### WHAT YOU ARE ASKED TO DO
Read the records and gather each line that includes "khấu".

### Items listed in a dataset
_ _ _ _ _ _ _
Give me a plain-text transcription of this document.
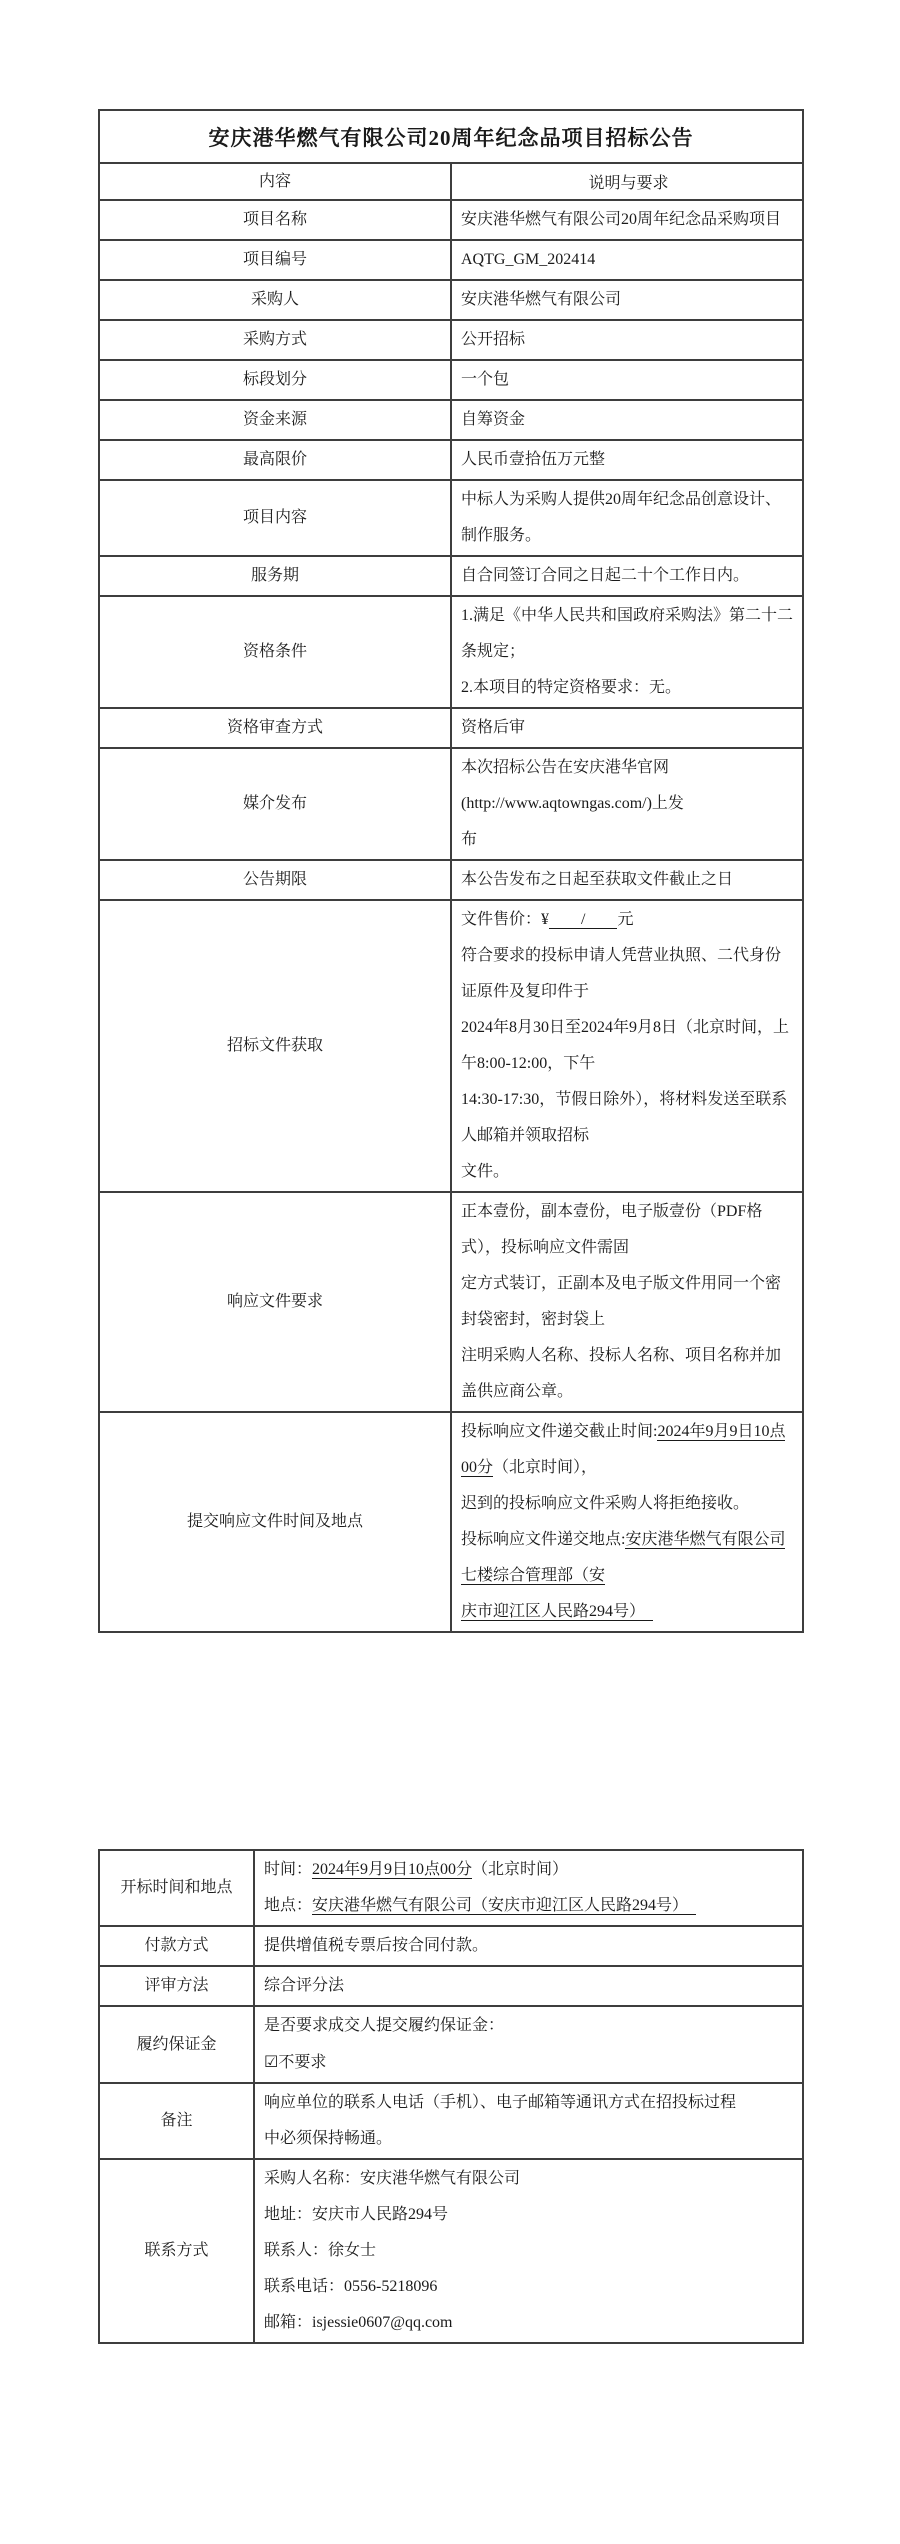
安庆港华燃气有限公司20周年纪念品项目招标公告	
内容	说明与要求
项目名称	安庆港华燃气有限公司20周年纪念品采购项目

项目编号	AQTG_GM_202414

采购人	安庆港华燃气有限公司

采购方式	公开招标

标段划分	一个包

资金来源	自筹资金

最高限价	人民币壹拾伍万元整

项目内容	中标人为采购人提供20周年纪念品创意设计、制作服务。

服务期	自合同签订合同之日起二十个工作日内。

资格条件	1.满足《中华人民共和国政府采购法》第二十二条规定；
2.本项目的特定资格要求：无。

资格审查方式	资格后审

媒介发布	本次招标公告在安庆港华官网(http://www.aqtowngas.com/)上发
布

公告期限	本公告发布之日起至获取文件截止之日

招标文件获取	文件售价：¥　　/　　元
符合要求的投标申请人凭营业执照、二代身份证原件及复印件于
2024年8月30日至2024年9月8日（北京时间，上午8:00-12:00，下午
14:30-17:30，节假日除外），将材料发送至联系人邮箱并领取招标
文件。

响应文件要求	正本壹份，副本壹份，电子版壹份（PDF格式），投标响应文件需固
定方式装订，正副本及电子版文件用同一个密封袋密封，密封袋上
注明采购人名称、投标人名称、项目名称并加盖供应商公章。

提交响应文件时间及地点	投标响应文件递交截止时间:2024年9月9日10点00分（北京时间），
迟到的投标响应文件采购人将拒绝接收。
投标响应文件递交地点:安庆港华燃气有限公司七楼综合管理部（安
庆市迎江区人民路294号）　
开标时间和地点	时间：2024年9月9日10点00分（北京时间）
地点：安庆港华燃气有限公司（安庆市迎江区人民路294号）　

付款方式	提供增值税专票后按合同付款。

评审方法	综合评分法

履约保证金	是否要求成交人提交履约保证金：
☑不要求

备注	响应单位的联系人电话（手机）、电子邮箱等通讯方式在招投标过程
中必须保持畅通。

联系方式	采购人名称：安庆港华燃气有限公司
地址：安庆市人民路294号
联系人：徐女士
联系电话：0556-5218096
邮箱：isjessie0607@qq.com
_ _ _ _ _ _ _
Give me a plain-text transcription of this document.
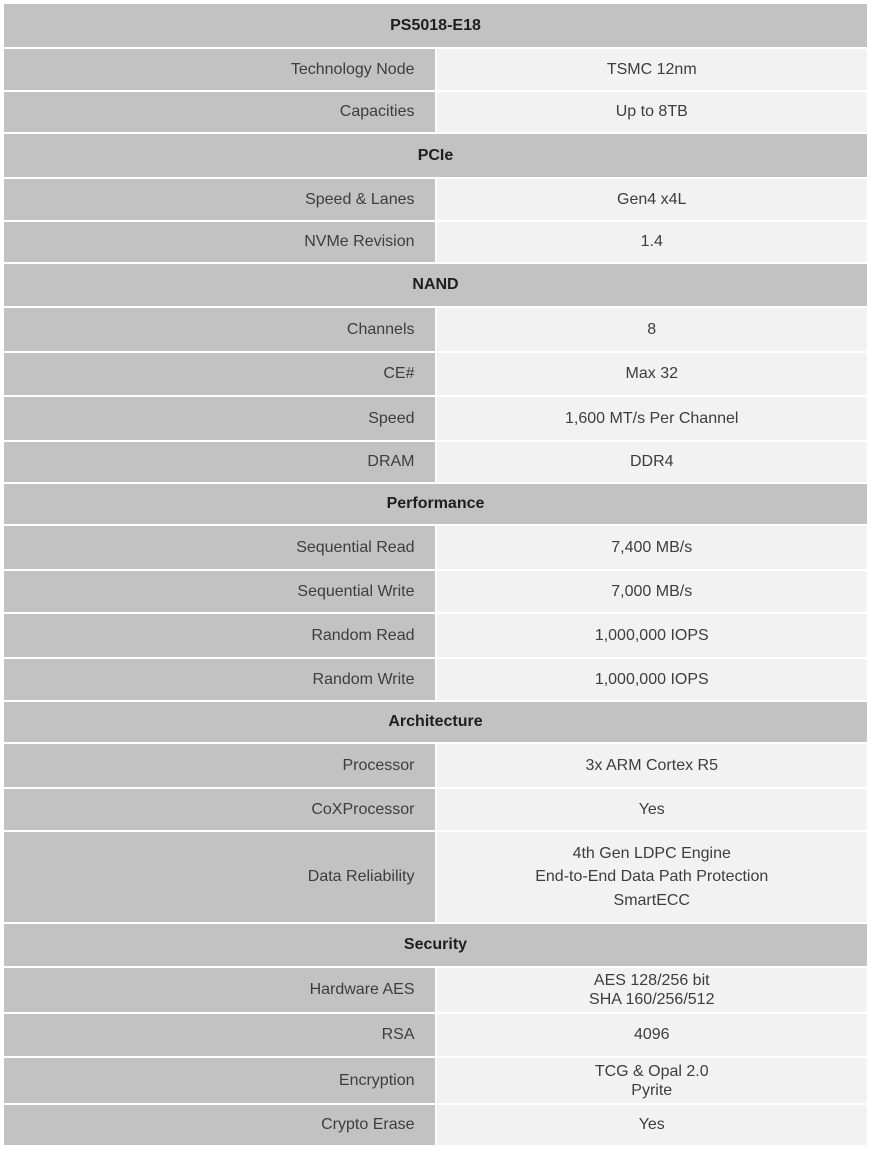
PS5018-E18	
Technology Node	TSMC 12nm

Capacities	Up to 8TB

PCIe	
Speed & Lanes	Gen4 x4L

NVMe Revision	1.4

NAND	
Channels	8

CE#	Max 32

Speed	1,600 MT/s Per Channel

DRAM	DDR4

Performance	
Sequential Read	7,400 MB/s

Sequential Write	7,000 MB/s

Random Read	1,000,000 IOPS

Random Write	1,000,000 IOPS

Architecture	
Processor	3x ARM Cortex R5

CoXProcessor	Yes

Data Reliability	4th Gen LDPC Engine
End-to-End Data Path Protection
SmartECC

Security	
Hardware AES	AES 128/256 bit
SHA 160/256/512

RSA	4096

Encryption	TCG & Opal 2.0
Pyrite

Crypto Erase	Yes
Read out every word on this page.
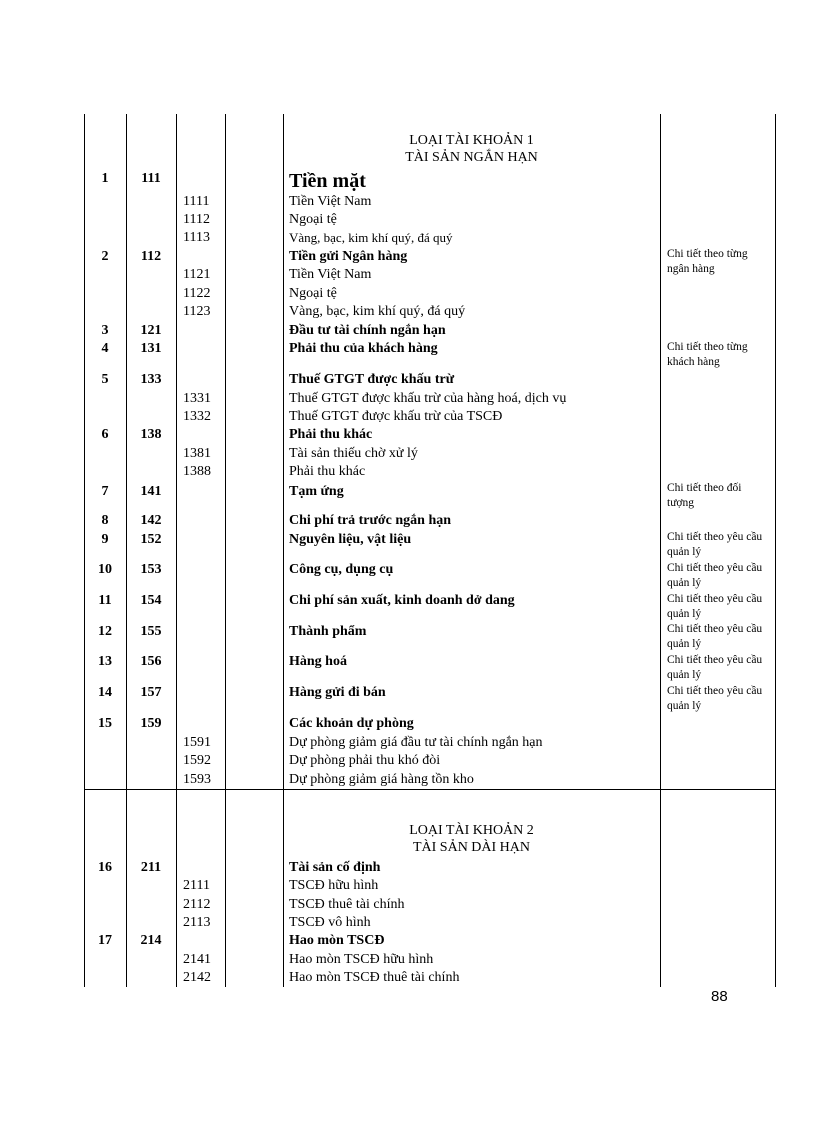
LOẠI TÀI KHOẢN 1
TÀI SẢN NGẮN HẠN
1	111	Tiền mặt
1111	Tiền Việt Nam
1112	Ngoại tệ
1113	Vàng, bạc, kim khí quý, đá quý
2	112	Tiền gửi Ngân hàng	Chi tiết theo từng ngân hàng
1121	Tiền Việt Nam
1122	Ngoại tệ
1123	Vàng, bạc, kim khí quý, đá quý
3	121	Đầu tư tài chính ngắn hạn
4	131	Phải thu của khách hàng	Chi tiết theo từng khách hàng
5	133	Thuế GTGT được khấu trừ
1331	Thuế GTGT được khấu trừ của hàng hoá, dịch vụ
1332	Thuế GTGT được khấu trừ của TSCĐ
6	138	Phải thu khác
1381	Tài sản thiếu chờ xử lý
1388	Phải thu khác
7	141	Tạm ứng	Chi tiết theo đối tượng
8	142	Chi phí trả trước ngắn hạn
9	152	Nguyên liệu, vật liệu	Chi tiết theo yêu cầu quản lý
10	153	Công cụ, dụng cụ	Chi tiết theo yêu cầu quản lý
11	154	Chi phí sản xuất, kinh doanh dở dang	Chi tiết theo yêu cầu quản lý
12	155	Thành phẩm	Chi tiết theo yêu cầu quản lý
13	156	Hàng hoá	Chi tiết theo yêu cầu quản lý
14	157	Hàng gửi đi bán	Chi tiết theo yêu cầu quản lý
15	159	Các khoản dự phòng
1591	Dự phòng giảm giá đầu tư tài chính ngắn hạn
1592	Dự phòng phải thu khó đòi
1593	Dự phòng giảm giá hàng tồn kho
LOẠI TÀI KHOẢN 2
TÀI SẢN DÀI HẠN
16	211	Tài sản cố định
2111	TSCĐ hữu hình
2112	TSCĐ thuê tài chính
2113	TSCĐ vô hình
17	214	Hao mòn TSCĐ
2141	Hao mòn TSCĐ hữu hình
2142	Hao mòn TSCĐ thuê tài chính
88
_ _ _ _ _ _ _
### WRITTEN RESPONSE
5	133	Thuế GTGT được khấu trừ
1331	Thuế GTGT được khấu trừ của hàng hoá, dịch vụ
1332	Thuế GTGT được khấu trừ của TSCĐ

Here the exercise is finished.